== PROBLEM ==
What follows is a listing; restate every line of it word for word.

== LISTED ENTRIES ==
-- Start --

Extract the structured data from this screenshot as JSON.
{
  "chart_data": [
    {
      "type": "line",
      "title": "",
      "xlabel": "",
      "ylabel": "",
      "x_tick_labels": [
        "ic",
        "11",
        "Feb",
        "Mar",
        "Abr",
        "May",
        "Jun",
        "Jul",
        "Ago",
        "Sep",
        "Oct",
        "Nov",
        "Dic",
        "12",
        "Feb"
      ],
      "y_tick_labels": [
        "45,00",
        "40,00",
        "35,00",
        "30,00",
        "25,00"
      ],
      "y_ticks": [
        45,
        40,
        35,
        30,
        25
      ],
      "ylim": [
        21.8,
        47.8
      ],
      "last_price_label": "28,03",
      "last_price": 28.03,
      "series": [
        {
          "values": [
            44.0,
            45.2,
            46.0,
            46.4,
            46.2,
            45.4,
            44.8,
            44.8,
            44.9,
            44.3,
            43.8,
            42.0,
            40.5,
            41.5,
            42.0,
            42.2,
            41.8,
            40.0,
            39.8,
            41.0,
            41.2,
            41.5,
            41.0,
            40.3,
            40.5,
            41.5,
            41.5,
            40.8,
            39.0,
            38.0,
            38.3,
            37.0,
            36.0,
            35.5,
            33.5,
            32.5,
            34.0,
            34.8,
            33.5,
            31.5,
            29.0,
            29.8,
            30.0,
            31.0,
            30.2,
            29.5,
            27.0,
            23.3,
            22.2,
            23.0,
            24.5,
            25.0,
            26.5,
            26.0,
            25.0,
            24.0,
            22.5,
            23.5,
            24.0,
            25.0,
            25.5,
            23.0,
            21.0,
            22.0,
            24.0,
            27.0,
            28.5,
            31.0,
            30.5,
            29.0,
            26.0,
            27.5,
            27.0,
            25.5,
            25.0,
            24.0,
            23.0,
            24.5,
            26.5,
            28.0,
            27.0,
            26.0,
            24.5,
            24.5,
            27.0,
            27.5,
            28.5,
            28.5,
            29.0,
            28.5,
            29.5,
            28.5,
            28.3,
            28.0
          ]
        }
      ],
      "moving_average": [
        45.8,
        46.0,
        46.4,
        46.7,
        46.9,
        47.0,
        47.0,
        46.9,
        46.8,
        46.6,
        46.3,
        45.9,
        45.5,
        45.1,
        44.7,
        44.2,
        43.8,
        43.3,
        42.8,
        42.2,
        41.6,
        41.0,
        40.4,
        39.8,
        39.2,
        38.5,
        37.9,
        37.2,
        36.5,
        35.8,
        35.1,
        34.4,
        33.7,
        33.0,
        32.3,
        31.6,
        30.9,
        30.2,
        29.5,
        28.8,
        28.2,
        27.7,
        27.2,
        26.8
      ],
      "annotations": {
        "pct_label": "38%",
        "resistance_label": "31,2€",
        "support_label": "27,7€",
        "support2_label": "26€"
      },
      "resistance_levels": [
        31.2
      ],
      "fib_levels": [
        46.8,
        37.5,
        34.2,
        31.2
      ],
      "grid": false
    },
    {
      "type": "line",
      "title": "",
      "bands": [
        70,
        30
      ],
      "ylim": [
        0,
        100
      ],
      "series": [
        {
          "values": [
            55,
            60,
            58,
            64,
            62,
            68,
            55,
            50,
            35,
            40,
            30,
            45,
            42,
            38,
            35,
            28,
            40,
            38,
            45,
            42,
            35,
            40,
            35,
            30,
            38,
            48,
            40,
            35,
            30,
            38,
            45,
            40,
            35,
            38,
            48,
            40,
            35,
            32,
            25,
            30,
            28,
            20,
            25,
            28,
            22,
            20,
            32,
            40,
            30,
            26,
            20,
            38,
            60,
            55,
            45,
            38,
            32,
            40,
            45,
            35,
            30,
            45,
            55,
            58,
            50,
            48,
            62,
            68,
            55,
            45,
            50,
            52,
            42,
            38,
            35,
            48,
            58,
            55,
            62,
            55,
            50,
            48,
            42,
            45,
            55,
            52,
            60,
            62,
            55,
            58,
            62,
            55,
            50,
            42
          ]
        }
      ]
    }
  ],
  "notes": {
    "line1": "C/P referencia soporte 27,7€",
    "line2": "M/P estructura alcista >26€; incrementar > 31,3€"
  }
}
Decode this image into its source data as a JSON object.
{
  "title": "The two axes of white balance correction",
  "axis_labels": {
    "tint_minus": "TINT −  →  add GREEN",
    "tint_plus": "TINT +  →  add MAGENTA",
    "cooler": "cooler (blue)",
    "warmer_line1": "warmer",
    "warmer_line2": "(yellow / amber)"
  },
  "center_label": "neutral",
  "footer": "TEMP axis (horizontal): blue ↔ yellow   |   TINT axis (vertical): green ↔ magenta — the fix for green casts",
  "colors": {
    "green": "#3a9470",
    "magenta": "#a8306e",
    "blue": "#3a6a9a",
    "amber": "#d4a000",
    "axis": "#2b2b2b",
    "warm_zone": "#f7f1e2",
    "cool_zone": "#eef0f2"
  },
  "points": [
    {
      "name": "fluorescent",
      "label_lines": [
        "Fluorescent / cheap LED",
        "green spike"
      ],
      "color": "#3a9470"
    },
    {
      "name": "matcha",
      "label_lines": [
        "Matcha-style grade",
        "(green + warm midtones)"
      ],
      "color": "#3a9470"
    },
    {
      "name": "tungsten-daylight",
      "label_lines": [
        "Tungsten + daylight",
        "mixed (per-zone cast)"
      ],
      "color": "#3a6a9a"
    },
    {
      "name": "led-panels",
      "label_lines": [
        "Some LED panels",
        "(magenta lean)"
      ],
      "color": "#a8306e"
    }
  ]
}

-- End --

== CORRECT RESPONSE ==
Extract the structured data from this screenshot as JSON.
{
  "chart_data": [
    {
      "type": "line",
      "title": "",
      "xlabel": "",
      "ylabel": "",
      "x_tick_labels": [
        "ic",
        "11",
        "Feb",
        "Mar",
        "Abr",
        "May",
        "Jun",
        "Jul",
        "Ago",
        "Sep",
        "Oct",
        "Nov",
        "Dic",
        "12",
        "Feb"
      ],
      "y_tick_labels": [
        "45,00",
        "40,00",
        "35,00",
        "30,00",
        "25,00"
      ],
      "y_ticks": [
        45,
        40,
        35,
        30,
        25
      ],
      "ylim": [
        21.8,
        47.8
      ],
      "last_price_label": "28,03",
      "last_price": 28.03,
      "series": [
        {
          "values": [
            44.0,
            45.2,
            46.0,
            46.4,
            46.2,
            45.4,
            44.8,
            44.8,
            44.9,
            44.3,
            43.8,
            42.0,
            40.5,
            41.5,
            42.0,
            42.2,
            41.8,
            40.0,
            39.8,
            41.0,
            41.2,
            41.5,
            41.0,
            40.3,
            40.5,
            41.5,
            41.5,
            40.8,
            39.0,
            38.0,
            38.3,
            37.0,
            36.0,
            35.5,
            33.5,
            32.5,
            34.0,
            34.8,
            33.5,
            31.5,
            29.0,
            29.8,
            30.0,
            31.0,
            30.2,
            29.5,
            27.0,
            23.3,
            22.2,
            23.0,
            24.5,
            25.0,
            26.5,
            26.0,
            25.0,
            24.0,
            22.5,
            23.5,
            24.0,
            25.0,
            25.5,
            23.0,
            21.0,
            22.0,
            24.0,
            27.0,
            28.5,
            31.0,
            30.5,
            29.0,
            26.0,
            27.5,
            27.0,
            25.5,
            25.0,
            24.0,
            23.0,
            24.5,
            26.5,
            28.0,
            27.0,
            26.0,
            24.5,
            24.5,
            27.0,
            27.5,
            28.5,
            28.5,
            29.0,
            28.5,
            29.5,
            28.5,
            28.3,
            28.0
          ]
        }
      ],
      "moving_average": [
        45.8,
        46.0,
        46.4,
        46.7,
        46.9,
        47.0,
        47.0,
        46.9,
        46.8,
        46.6,
        46.3,
        45.9,
        45.5,
        45.1,
        44.7,
        44.2,
        43.8,
        43.3,
        42.8,
        42.2,
        41.6,
        41.0,
        40.4,
        39.8,
        39.2,
        38.5,
        37.9,
        37.2,
        36.5,
        35.8,
        35.1,
        34.4,
        33.7,
        33.0,
        32.3,
        31.6,
        30.9,
        30.2,
        29.5,
        28.8,
        28.2,
        27.7,
        27.2,
        26.8
      ],
      "annotations": {
        "pct_label": "38%",
        "resistance_label": "31,2€",
        "support_label": "27,7€",
        "support2_label": "26€"
      },
      "resistance_levels": [
        31.2
      ],
      "fib_levels": [
        46.8,
        37.5,
        34.2,
        31.2
      ],
      "grid": false
    },
    {
      "type": "line",
      "title": "",
      "bands": [
        70,
        30
      ],
      "ylim": [
        0,
        100
      ],
      "series": [
        {
          "values": [
            55,
            60,
            58,
            64,
            62,
            68,
            55,
            50,
            35,
            40,
            30,
            45,
            42,
            38,
            35,
            28,
            40,
            38,
            45,
            42,
            35,
            40,
            35,
            30,
            38,
            48,
            40,
            35,
            30,
            38,
            45,
            40,
            35,
            38,
            48,
            40,
            35,
            32,
            25,
            30,
            28,
            20,
            25,
            28,
            22,
            20,
            32,
            40,
            30,
            26,
            20,
            38,
            60,
            55,
            45,
            38,
            32,
            40,
            45,
            35,
            30,
            45,
            55,
            58,
            50,
            48,
            62,
            68,
            55,
            45,
            50,
            52,
            42,
            38,
            35,
            48,
            58,
            55,
            62,
            55,
            50,
            48,
            42,
            45,
            55,
            52,
            60,
            62,
            55,
            58,
            62,
            55,
            50,
            42
          ]
        }
      ]
    }
  ],
  "notes": {
    "line1": "C/P referencia soporte 27,7€",
    "line2": "M/P estructura alcista >26€; incrementar > 31,3€"
  }
}
Decode this image into its source data as a JSON object.
{
  "title": "The two axes of white balance correction",
  "axis_labels": {
    "tint_minus": "TINT −  →  add GREEN",
    "tint_plus": "TINT +  →  add MAGENTA",
    "cooler": "cooler (blue)",
    "warmer_line1": "warmer",
    "warmer_line2": "(yellow / amber)"
  },
  "center_label": "neutral",
  "footer": "TEMP axis (horizontal): blue ↔ yellow   |   TINT axis (vertical): green ↔ magenta — the fix for green casts",
  "colors": {
    "green": "#3a9470",
    "magenta": "#a8306e",
    "blue": "#3a6a9a",
    "amber": "#d4a000",
    "axis": "#2b2b2b",
    "warm_zone": "#f7f1e2",
    "cool_zone": "#eef0f2"
  },
  "points": [
    {
      "name": "fluorescent",
      "label_lines": [
        "Fluorescent / cheap LED",
        "green spike"
      ],
      "color": "#3a9470"
    },
    {
      "name": "matcha",
      "label_lines": [
        "Matcha-style grade",
        "(green + warm midtones)"
      ],
      "color": "#3a9470"
    },
    {
      "name": "tungsten-daylight",
      "label_lines": [
        "Tungsten + daylight",
        "mixed (per-zone cast)"
      ],
      "color": "#3a6a9a"
    },
    {
      "name": "led-panels",
      "label_lines": [
        "Some LED panels",
        "(magenta lean)"
      ],
      "color": "#a8306e"
    }
  ]
}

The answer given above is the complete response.